PROBLEM SET =
1/ Edit the court order excerpt, starting at "Given the merits" and ending at "same order twice.", so that "March 27 Decision" takes the place of "March 27 Order".
2/ According to the court order excerpt, before whom are Chipotle's Rule 72 objections pending?
3/ Name every person the court order excerpt mentions, leaving out parties in cited cases.

EXCERPT PROVIDED =

## Begin

Given the merits of Chipotle’s motion, which are discussed below, the Court would be well within its discretion to decline to exercise its inherent power to revisit the March 27 Order. The exercise of its discretion in this manner would be particularly appropriate here, where Chipotle has already filed Rule 72 objections to the very same March 27 Order, which are pending before the Hon. Andrew L. Carter, Jr. It is unfair to the plaintiffs to allow Chipotle to seek multiple “bites at the apple” by effectively appealing the same order twice.
II. Chipotle’s New Evidence
. Despite finding that there is no procedural basis for Chipotle to bring its application to the Court, the Court turns to the merits. Chipotle offers two “newly discovered” documents in evidence: (A) e-mails between Daggett and Shunk; and (B) an unsigned blank confidentiality agreement that Chipotle allegedly gave to Daggett. Chipotle argues that these documents, which it received from Shunk after April *54614, 2015, demonstrate that Daggett was, in fact, within the cone of privilege.
The e-mails in Exhibit A do not demonstrate, as Chipotle contends, that the Daggett Report was used by Messner to provide legal advice to Chipotle. As explained in more detail in my previous order, the attorney-client privilege applies to an attorney’s agent only if the agent is providing aid that is necessary in order for the attorney to render legal advice. See United States v. Kovel, 296 F.2d 918 (2d Cir.1961). The first email is from Daggett asking Shunk whether she should send her Report to him or to Chipotle. Defs. Mot. Ex. A. at 1, ECF No. 970. This shows that it was at least unclear to Daggett whether her Report was for Chipotle or the lawyer’s use. Shunk responded in the second email by directing her to send him the Report, adding: “Your work and report are integral to my legal advice, so I consider this as part of the attorney-client relationship.” Id.

## End

DATASET EXTRACT =
## Begin

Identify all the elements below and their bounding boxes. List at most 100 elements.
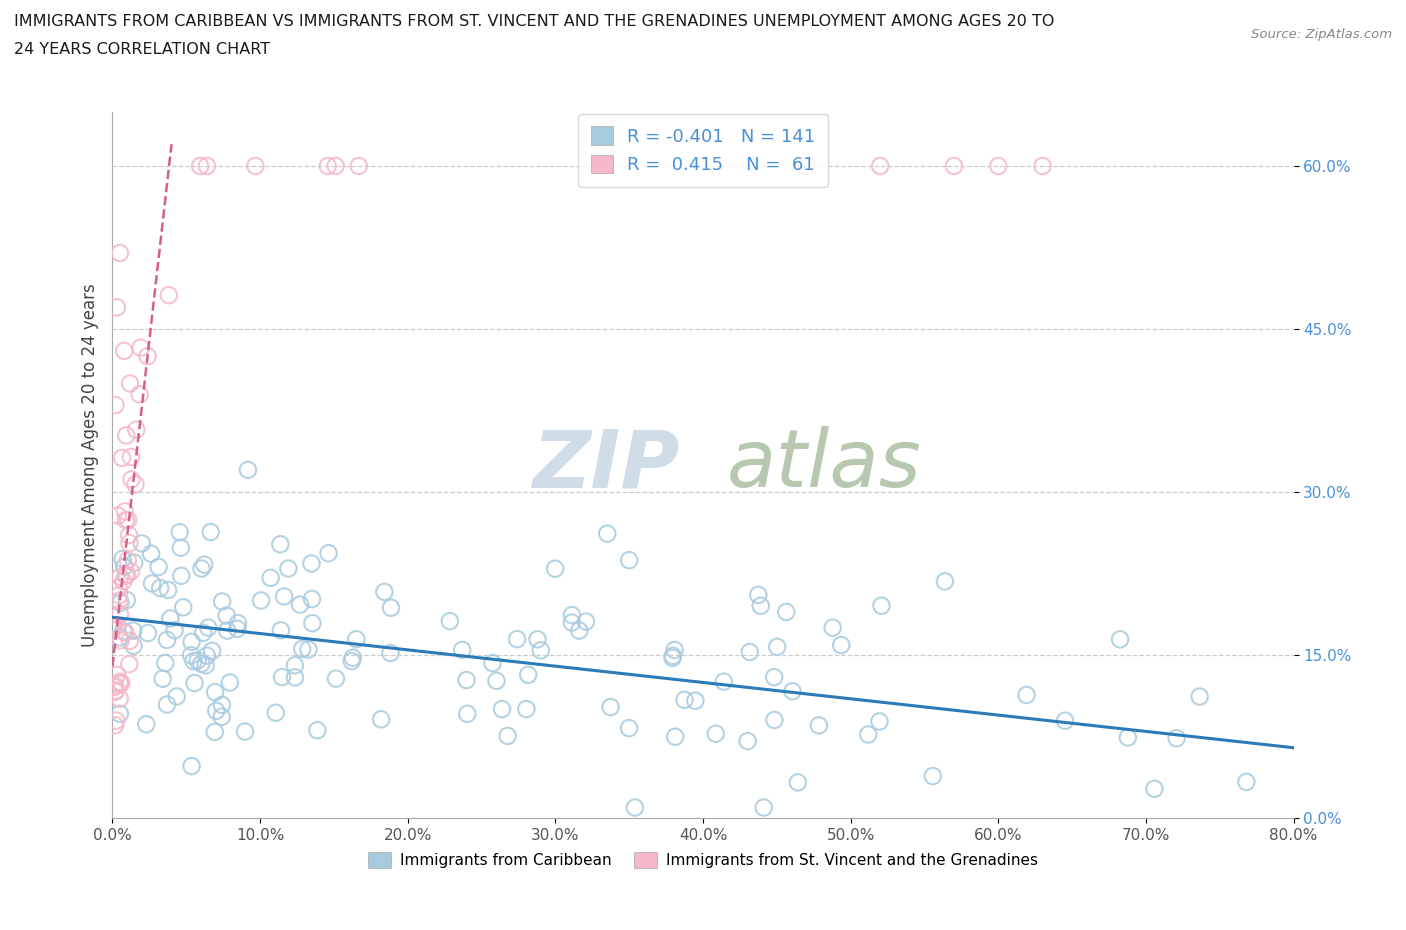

## End
## Begin

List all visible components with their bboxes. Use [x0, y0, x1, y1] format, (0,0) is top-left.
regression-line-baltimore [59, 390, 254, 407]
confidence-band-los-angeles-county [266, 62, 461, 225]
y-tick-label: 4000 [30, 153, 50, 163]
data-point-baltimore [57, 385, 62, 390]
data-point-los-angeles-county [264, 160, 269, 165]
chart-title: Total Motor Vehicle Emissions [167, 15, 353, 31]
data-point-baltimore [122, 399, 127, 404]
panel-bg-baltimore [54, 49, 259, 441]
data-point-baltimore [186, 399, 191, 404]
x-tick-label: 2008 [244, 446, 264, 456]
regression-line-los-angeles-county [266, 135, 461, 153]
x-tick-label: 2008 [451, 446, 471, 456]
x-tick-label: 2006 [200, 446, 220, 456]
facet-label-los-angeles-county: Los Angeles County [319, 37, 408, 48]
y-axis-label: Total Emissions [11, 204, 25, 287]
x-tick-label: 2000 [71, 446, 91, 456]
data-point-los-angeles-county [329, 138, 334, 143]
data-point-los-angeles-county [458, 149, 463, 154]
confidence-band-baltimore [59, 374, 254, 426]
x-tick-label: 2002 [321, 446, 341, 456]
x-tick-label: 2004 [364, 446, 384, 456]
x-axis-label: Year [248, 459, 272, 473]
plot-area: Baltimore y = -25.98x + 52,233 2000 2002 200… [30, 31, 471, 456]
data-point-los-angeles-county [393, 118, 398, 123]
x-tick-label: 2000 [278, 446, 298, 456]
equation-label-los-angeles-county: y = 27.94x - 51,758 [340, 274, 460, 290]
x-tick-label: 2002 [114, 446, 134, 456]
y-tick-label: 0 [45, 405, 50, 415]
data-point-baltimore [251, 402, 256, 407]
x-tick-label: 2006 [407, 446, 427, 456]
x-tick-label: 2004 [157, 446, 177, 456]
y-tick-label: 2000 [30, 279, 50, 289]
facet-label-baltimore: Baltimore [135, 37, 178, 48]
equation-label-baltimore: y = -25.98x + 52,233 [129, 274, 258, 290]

## End
## Begin

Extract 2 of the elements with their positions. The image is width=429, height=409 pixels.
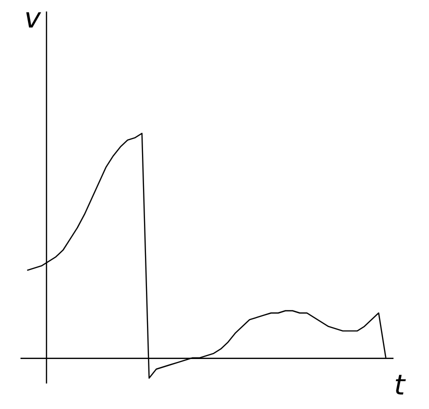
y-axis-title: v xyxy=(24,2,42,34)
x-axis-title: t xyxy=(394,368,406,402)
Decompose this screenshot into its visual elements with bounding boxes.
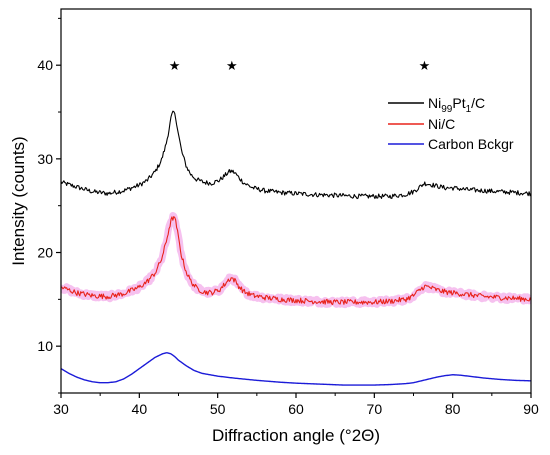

## End

EXPECTED RESULTS =
1/
Given the merits of Chipotle’s motion, which are discussed below, the Court would be well within its discretion to decline to exercise its inherent power to revisit the March 27 Decision. The exercise of its discretion in this manner would be particularly appropriate here, where Chipotle has already filed Rule 72 objections to the very same March 27 Decision, which are pending before the Hon. Andrew L. Carter, Jr. It is unfair to the plaintiffs to allow Chipotle to seek multiple “bites at the apple” by effectively appealing the same order twice.

2/ The Hon. Andrew L. Carter, Jr.

3/
Andrew L. Carter, Jr.
Daggett
Shunk
Messner